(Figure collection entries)
** Begin **
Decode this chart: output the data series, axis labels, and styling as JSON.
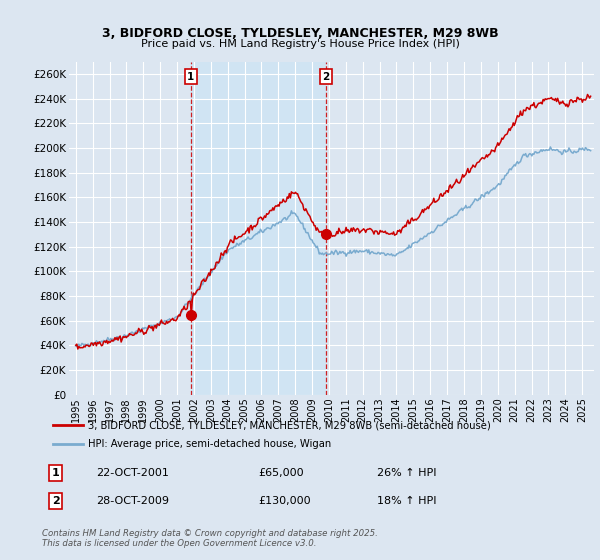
{
  "title_line1": "3, BIDFORD CLOSE, TYLDESLEY, MANCHESTER, M29 8WB",
  "title_line2": "Price paid vs. HM Land Registry's House Price Index (HPI)",
  "ylim": [
    0,
    270000
  ],
  "yticks": [
    0,
    20000,
    40000,
    60000,
    80000,
    100000,
    120000,
    140000,
    160000,
    180000,
    200000,
    220000,
    240000,
    260000
  ],
  "ytick_labels": [
    "£0",
    "£20K",
    "£40K",
    "£60K",
    "£80K",
    "£100K",
    "£120K",
    "£140K",
    "£160K",
    "£180K",
    "£200K",
    "£220K",
    "£240K",
    "£260K"
  ],
  "background_color": "#dce6f1",
  "plot_bg_color": "#dce6f1",
  "grid_color": "#ffffff",
  "line1_color": "#cc0000",
  "line2_color": "#7aabcf",
  "shade_color": "#d0e4f3",
  "legend_label1": "3, BIDFORD CLOSE, TYLDESLEY, MANCHESTER, M29 8WB (semi-detached house)",
  "legend_label2": "HPI: Average price, semi-detached house, Wigan",
  "annotation1_date": "22-OCT-2001",
  "annotation1_price": "£65,000",
  "annotation1_hpi": "26% ↑ HPI",
  "annotation2_date": "28-OCT-2009",
  "annotation2_price": "£130,000",
  "annotation2_hpi": "18% ↑ HPI",
  "footer": "Contains HM Land Registry data © Crown copyright and database right 2025.\nThis data is licensed under the Open Government Licence v3.0.",
  "vline1_x": 2001.82,
  "vline2_x": 2009.82,
  "sale1_x": 2001.82,
  "sale1_y": 65000,
  "sale2_x": 2009.82,
  "sale2_y": 130000,
  "xmin": 1994.6,
  "xmax": 2025.7
}
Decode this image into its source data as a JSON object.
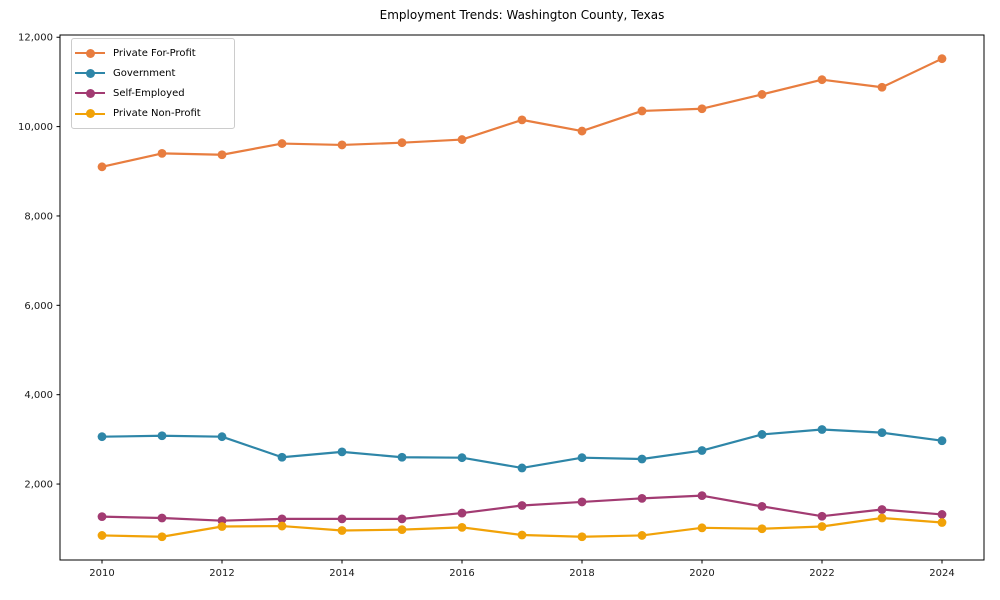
{
  "chart_data": {
    "type": "line",
    "title": "Employment Trends: Washington County, Texas",
    "xlabel": "",
    "ylabel": "",
    "x": [
      2010,
      2011,
      2012,
      2013,
      2014,
      2015,
      2016,
      2017,
      2018,
      2019,
      2020,
      2021,
      2022,
      2023,
      2024
    ],
    "series": [
      {
        "name": "Private For-Profit",
        "color": "#e87d3f",
        "values": [
          9100,
          9400,
          9370,
          9620,
          9590,
          9640,
          9710,
          10150,
          9900,
          10350,
          10400,
          10720,
          11050,
          10880,
          11520
        ]
      },
      {
        "name": "Government",
        "color": "#2e86a8",
        "values": [
          3060,
          3080,
          3060,
          2600,
          2720,
          2600,
          2590,
          2360,
          2590,
          2560,
          2750,
          3110,
          3220,
          3150,
          2970
        ]
      },
      {
        "name": "Self-Employed",
        "color": "#a23b72",
        "values": [
          1270,
          1240,
          1180,
          1220,
          1220,
          1220,
          1350,
          1520,
          1600,
          1680,
          1740,
          1500,
          1280,
          1430,
          1320
        ]
      },
      {
        "name": "Private Non-Profit",
        "color": "#f1a208",
        "values": [
          850,
          820,
          1050,
          1060,
          960,
          980,
          1030,
          860,
          820,
          850,
          1020,
          1000,
          1050,
          1240,
          1140
        ]
      }
    ],
    "xticks": [
      2010,
      2012,
      2014,
      2016,
      2018,
      2020,
      2022,
      2024
    ],
    "yticks": [
      2000,
      4000,
      6000,
      8000,
      10000,
      12000
    ],
    "ytick_labels": [
      "2,000",
      "4,000",
      "6,000",
      "8,000",
      "10,000",
      "12,000"
    ],
    "xlim": [
      2009.3,
      2024.7
    ],
    "ylim": [
      300,
      12050
    ],
    "grid": false,
    "legend_position": "upper left"
  }
}
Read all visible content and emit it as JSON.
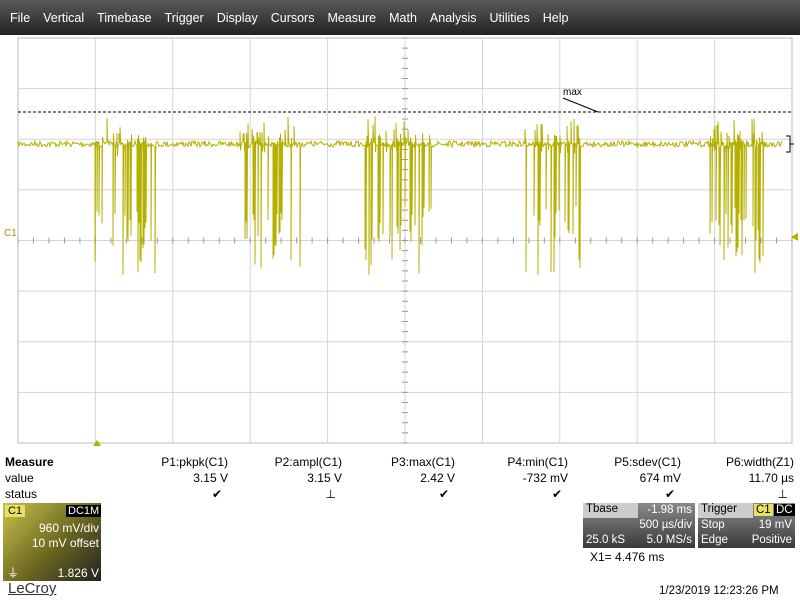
{
  "menu": [
    "File",
    "Vertical",
    "Timebase",
    "Trigger",
    "Display",
    "Cursors",
    "Measure",
    "Math",
    "Analysis",
    "Utilities",
    "Help"
  ],
  "graticule": {
    "trace_label": "C1",
    "marker_label": "max"
  },
  "measure": {
    "title": "Measure",
    "row_labels": [
      "value",
      "status"
    ],
    "columns": [
      {
        "name": "P1:pkpk(C1)",
        "value": "3.15 V",
        "status": "✔"
      },
      {
        "name": "P2:ampl(C1)",
        "value": "3.15 V",
        "status": "⊥"
      },
      {
        "name": "P3:max(C1)",
        "value": "2.42 V",
        "status": "✔"
      },
      {
        "name": "P4:min(C1)",
        "value": "-732 mV",
        "status": "✔"
      },
      {
        "name": "P5:sdev(C1)",
        "value": "674 mV",
        "status": "✔"
      },
      {
        "name": "P6:width(Z1)",
        "value": "11.70 µs",
        "status": "⊥"
      }
    ]
  },
  "channel": {
    "name": "C1",
    "coupling": "DC1M",
    "scale": "960 mV/div",
    "offset": "10 mV offset",
    "level": "1.826 V"
  },
  "timebase": {
    "title": "Tbase",
    "delay": "-1.98 ms",
    "scale": "500 µs/div",
    "samples": "25.0 kS",
    "rate": "5.0 MS/s"
  },
  "trigger": {
    "title": "Trigger",
    "source": "C1",
    "coupling": "DC",
    "mode": "Stop",
    "level": "19 mV",
    "type": "Edge",
    "slope": "Positive"
  },
  "cursor": "X1= 4.476 ms",
  "brand": "LeCroy",
  "timestamp": "1/23/2019 12:23:26 PM"
}
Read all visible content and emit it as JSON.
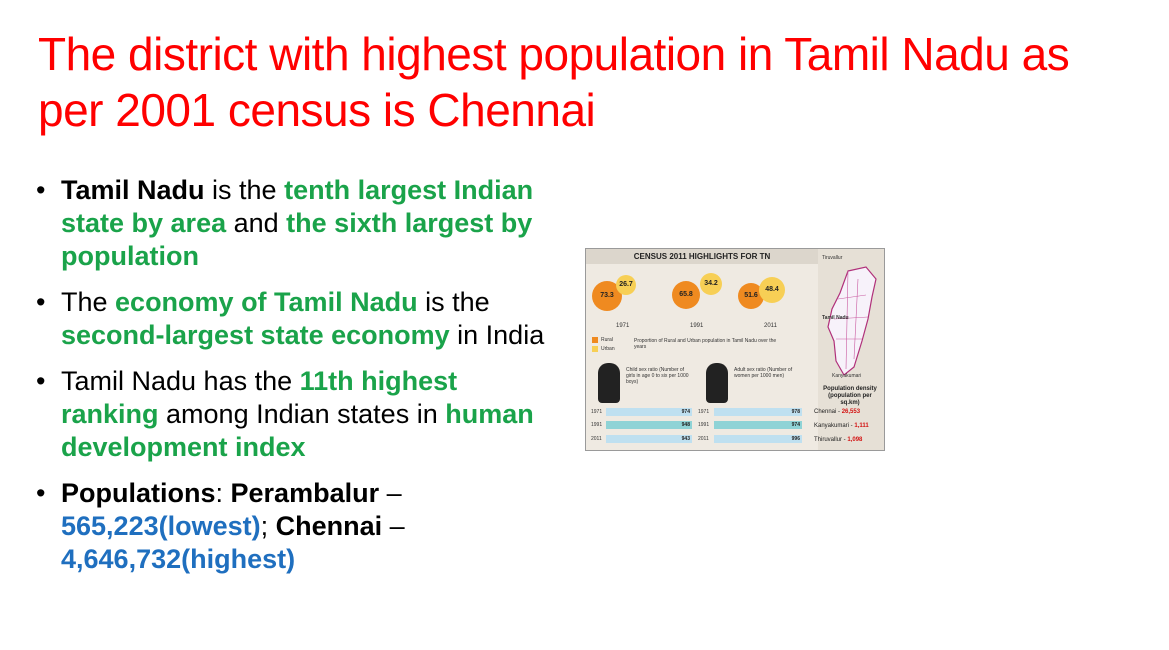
{
  "title": "The district with highest population in Tamil Nadu as per 2001 census is Chennai",
  "bullets": [
    {
      "segments": [
        {
          "text": "Tamil Nadu",
          "style": "bold"
        },
        {
          "text": " is the ",
          "style": "normal"
        },
        {
          "text": "tenth largest Indian state by area",
          "style": "green"
        },
        {
          "text": " and ",
          "style": "normal"
        },
        {
          "text": "the sixth largest by population",
          "style": "green"
        }
      ]
    },
    {
      "segments": [
        {
          "text": "The ",
          "style": "normal"
        },
        {
          "text": "economy of Tamil Nadu",
          "style": "green"
        },
        {
          "text": " is the ",
          "style": "normal"
        },
        {
          "text": "second-largest state economy",
          "style": "green"
        },
        {
          "text": " in India",
          "style": "normal"
        }
      ]
    },
    {
      "segments": [
        {
          "text": "Tamil Nadu has the ",
          "style": "normal"
        },
        {
          "text": "11th highest ranking",
          "style": "green"
        },
        {
          "text": " among Indian states in ",
          "style": "normal"
        },
        {
          "text": "human development index",
          "style": "green"
        }
      ]
    },
    {
      "segments": [
        {
          "text": "Populations",
          "style": "bold"
        },
        {
          "text": ": ",
          "style": "normal"
        },
        {
          "text": "Perambalur",
          "style": "bold"
        },
        {
          "text": " – ",
          "style": "normal"
        },
        {
          "text": "565,223(lowest)",
          "style": "blue"
        },
        {
          "text": "; ",
          "style": "normal"
        },
        {
          "text": "Chennai",
          "style": "bold"
        },
        {
          "text": " – ",
          "style": "normal"
        },
        {
          "text": "4,646,732(highest)",
          "style": "blue"
        }
      ]
    }
  ],
  "bullet_glyph": "•",
  "colors": {
    "title": "#ff0000",
    "green": "#1aa34a",
    "blue": "#1f6fbf"
  },
  "infographic": {
    "header": "CENSUS 2011 HIGHLIGHTS FOR TN",
    "years": [
      {
        "year": "1971",
        "rural": "73.3",
        "urban": "26.7"
      },
      {
        "year": "1991",
        "rural": "65.8",
        "urban": "34.2"
      },
      {
        "year": "2011",
        "rural": "51.6",
        "urban": "48.4"
      }
    ],
    "legend": {
      "rural": "Rural",
      "urban": "Urban",
      "caption": "Proportion of Rural and Urban population in Tamil Nadu over the years"
    },
    "child_ratio": {
      "label": "Child sex ratio (Number of girls in age 0 to six per 1000 boys)",
      "rows": [
        {
          "year": "1971",
          "value": "974"
        },
        {
          "year": "1991",
          "value": "948"
        },
        {
          "year": "2011",
          "value": "943"
        }
      ]
    },
    "adult_ratio": {
      "label": "Adult sex ratio (Number of women per 1000 men)",
      "rows": [
        {
          "year": "1971",
          "value": "978"
        },
        {
          "year": "1991",
          "value": "974"
        },
        {
          "year": "2011",
          "value": "996"
        }
      ]
    },
    "map_labels": {
      "top": "Tiruvallur",
      "center": "Tamil Nadu",
      "bottom": "Kanyakumari"
    },
    "density": {
      "label": "Population density (population per sq.km)",
      "rows": [
        {
          "name": "Chennai",
          "value": "26,553"
        },
        {
          "name": "Kanyakumari",
          "value": "1,111"
        },
        {
          "name": "Thiruvallur",
          "value": "1,098"
        }
      ]
    }
  }
}
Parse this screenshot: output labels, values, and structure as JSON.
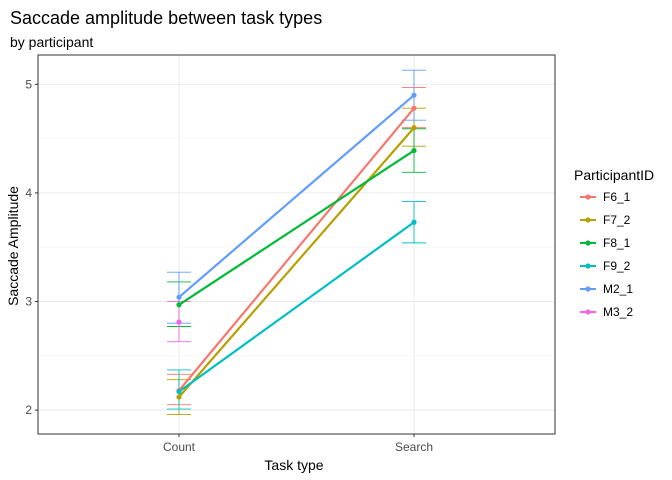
{
  "chart_data": {
    "type": "line",
    "title": "Saccade amplitude between task types",
    "subtitle": "by participant",
    "xlabel": "Task type",
    "ylabel": "Saccade Amplitude",
    "categories": [
      "Count",
      "Search"
    ],
    "ylim": [
      1.78,
      5.27
    ],
    "yticks": [
      2,
      3,
      4,
      5
    ],
    "grid": true,
    "legend": {
      "title": "ParticipantID",
      "position": "right"
    },
    "series": [
      {
        "name": "F6_1",
        "color": "#F8766D",
        "values": [
          2.18,
          4.78
        ],
        "err": [
          [
            2.05,
            2.33
          ],
          [
            4.6,
            4.97
          ]
        ]
      },
      {
        "name": "F7_2",
        "color": "#B79F00",
        "values": [
          2.12,
          4.6
        ],
        "err": [
          [
            1.96,
            2.28
          ],
          [
            4.43,
            4.78
          ]
        ]
      },
      {
        "name": "F8_1",
        "color": "#00BA38",
        "values": [
          2.97,
          4.39
        ],
        "err": [
          [
            2.77,
            3.18
          ],
          [
            4.19,
            4.59
          ]
        ]
      },
      {
        "name": "F9_2",
        "color": "#00BFC4",
        "values": [
          2.17,
          3.73
        ],
        "err": [
          [
            2.01,
            2.37
          ],
          [
            3.54,
            3.92
          ]
        ]
      },
      {
        "name": "M2_1",
        "color": "#619CFF",
        "values": [
          3.04,
          4.9
        ],
        "err": [
          [
            2.8,
            3.27
          ],
          [
            4.67,
            5.13
          ]
        ]
      },
      {
        "name": "M3_2",
        "color": "#F564E3",
        "values": [
          2.81,
          null
        ],
        "err": [
          [
            2.63,
            3.0
          ],
          null
        ]
      }
    ]
  }
}
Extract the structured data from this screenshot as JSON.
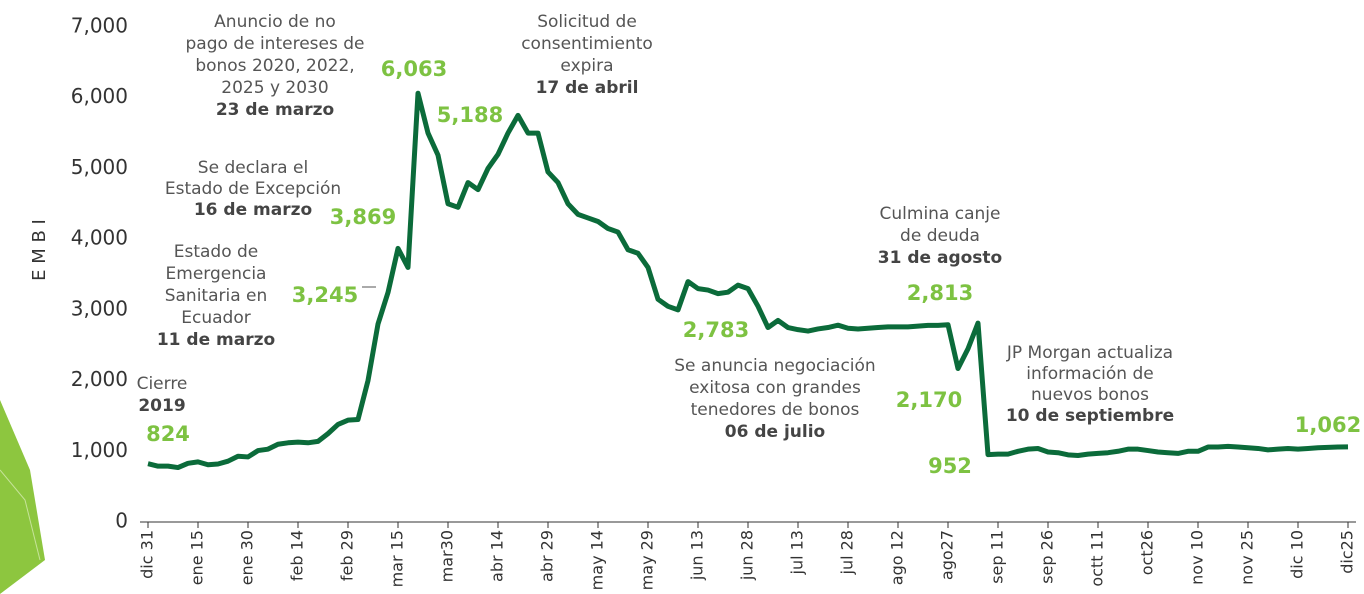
{
  "chart_data": {
    "type": "line",
    "y_label": "E M B I",
    "categories": [
      "dic 31",
      null,
      null,
      null,
      null,
      "ene 15",
      null,
      null,
      null,
      null,
      "ene 30",
      null,
      null,
      null,
      null,
      "feb 14",
      null,
      null,
      null,
      null,
      "feb 29",
      null,
      null,
      null,
      null,
      "mar 15",
      null,
      null,
      null,
      null,
      "mar30",
      null,
      null,
      null,
      null,
      "abr 14",
      null,
      null,
      null,
      null,
      "abr 29",
      null,
      null,
      null,
      null,
      "may 14",
      null,
      null,
      null,
      null,
      "may 29",
      null,
      null,
      null,
      null,
      "jun 13",
      null,
      null,
      null,
      null,
      "jun 28",
      null,
      null,
      null,
      null,
      "jul 13",
      null,
      null,
      null,
      null,
      "jul 28",
      null,
      null,
      null,
      null,
      "ago 12",
      null,
      null,
      null,
      null,
      "ago27",
      null,
      null,
      null,
      null,
      "sep 11",
      null,
      null,
      null,
      null,
      "sep 26",
      null,
      null,
      null,
      null,
      "octt 11",
      null,
      null,
      null,
      null,
      "oct26",
      null,
      null,
      null,
      null,
      "nov 10",
      null,
      null,
      null,
      null,
      "nov 25",
      null,
      null,
      null,
      null,
      "dic 10",
      null,
      null,
      null,
      null,
      "dic25"
    ],
    "values": [
      824,
      790,
      790,
      770,
      830,
      850,
      810,
      820,
      860,
      930,
      920,
      1010,
      1030,
      1100,
      1120,
      1130,
      1120,
      1140,
      1250,
      1380,
      1440,
      1450,
      2000,
      2800,
      3245,
      3869,
      3600,
      6063,
      5500,
      5188,
      4500,
      4450,
      4800,
      4700,
      5000,
      5200,
      5500,
      5750,
      5500,
      5500,
      4950,
      4800,
      4500,
      4350,
      4300,
      4250,
      4150,
      4100,
      3850,
      3800,
      3600,
      3150,
      3050,
      3000,
      3400,
      3300,
      3280,
      3230,
      3250,
      3350,
      3300,
      3050,
      2750,
      2850,
      2750,
      2720,
      2700,
      2730,
      2750,
      2783,
      2740,
      2730,
      2740,
      2750,
      2760,
      2760,
      2760,
      2770,
      2780,
      2780,
      2790,
      2170,
      2450,
      2813,
      952,
      960,
      960,
      1000,
      1030,
      1040,
      990,
      980,
      950,
      940,
      960,
      970,
      980,
      1000,
      1030,
      1030,
      1010,
      990,
      980,
      970,
      1000,
      1000,
      1060,
      1060,
      1070,
      1060,
      1050,
      1040,
      1020,
      1030,
      1040,
      1030,
      1040,
      1050,
      1055,
      1060,
      1062
    ],
    "value_labels": [
      "824",
      null,
      null,
      null,
      null,
      null,
      null,
      null,
      null,
      null,
      null,
      null,
      null,
      null,
      null,
      null,
      null,
      null,
      null,
      null,
      null,
      null,
      null,
      null,
      "3,245",
      "3,869",
      null,
      "6,063",
      null,
      "5,188",
      null,
      null,
      null,
      null,
      null,
      null,
      null,
      null,
      null,
      null,
      null,
      null,
      null,
      null,
      null,
      null,
      null,
      null,
      null,
      null,
      null,
      null,
      null,
      null,
      null,
      null,
      null,
      null,
      null,
      null,
      null,
      null,
      null,
      null,
      null,
      null,
      null,
      null,
      null,
      "2,783",
      null,
      null,
      null,
      null,
      null,
      null,
      null,
      null,
      null,
      null,
      null,
      "2,170",
      null,
      "2,813",
      "952",
      null,
      null,
      null,
      null,
      null,
      null,
      null,
      null,
      null,
      null,
      null,
      null,
      null,
      null,
      null,
      null,
      null,
      null,
      null,
      null,
      null,
      null,
      null,
      null,
      null,
      null,
      null,
      null,
      null,
      null,
      null,
      null,
      null,
      null,
      null,
      "1,062"
    ],
    "color": "#0b6b3a",
    "label_color": "#7dc242",
    "ylim": [
      0,
      7000
    ],
    "yticks": [
      0,
      {
        "value": 1000,
        "label": "1,000"
      },
      {
        "value": 2000,
        "label": "2,000"
      },
      {
        "value": 3000,
        "label": "3,000"
      },
      {
        "value": 4000,
        "label": "4,000"
      },
      {
        "value": 5000,
        "label": "5,000"
      },
      {
        "value": 6000,
        "label": "6,000"
      },
      {
        "value": 7000,
        "label": "7,000"
      }
    ],
    "annotations": [
      {
        "lines": [
          "Cierre"
        ],
        "date": "2019"
      },
      {
        "lines": [
          "Estado de",
          "Emergencia",
          "Sanitaria en",
          "Ecuador"
        ],
        "date": "11 de marzo"
      },
      {
        "lines": [
          "Se declara el",
          "Estado de Excepción"
        ],
        "date": "16 de marzo"
      },
      {
        "lines": [
          "Anuncio de no",
          "pago de intereses de",
          "bonos 2020, 2022,",
          "2025 y 2030"
        ],
        "date": "23 de marzo"
      },
      {
        "lines": [
          "Solicitud de",
          "consentimiento",
          "expira"
        ],
        "date": "17 de abril"
      },
      {
        "lines": [
          "Culmina canje",
          "de deuda"
        ],
        "date": "31 de agosto"
      },
      {
        "lines": [
          "Se anuncia negociación",
          "exitosa con grandes",
          "tenedores de bonos"
        ],
        "date": "06 de julio"
      },
      {
        "lines": [
          "JP Morgan actualiza",
          "información de",
          "nuevos bonos"
        ],
        "date": "10 de septiembre"
      }
    ]
  }
}
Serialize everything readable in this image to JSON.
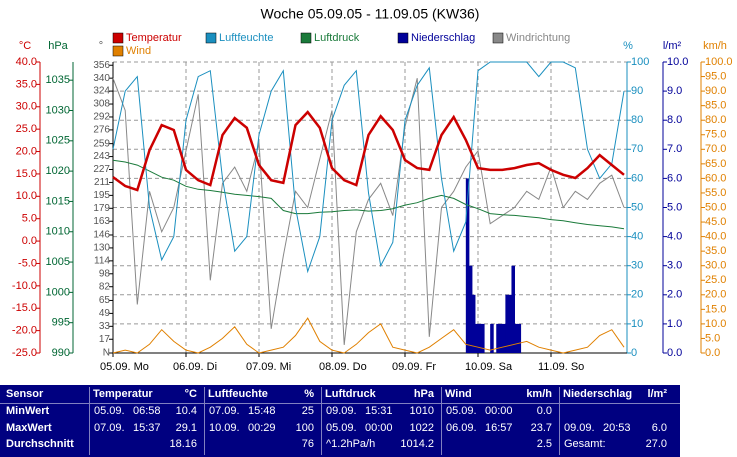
** End **
Using the records above, select and copy every line that has the word "Government".

Output
  "footer": "Contains HM Land Registry data © Crown copyright and database right 2025.\nThis data is licensed under the Open Government Licence v3.0.",
        "name": "Government",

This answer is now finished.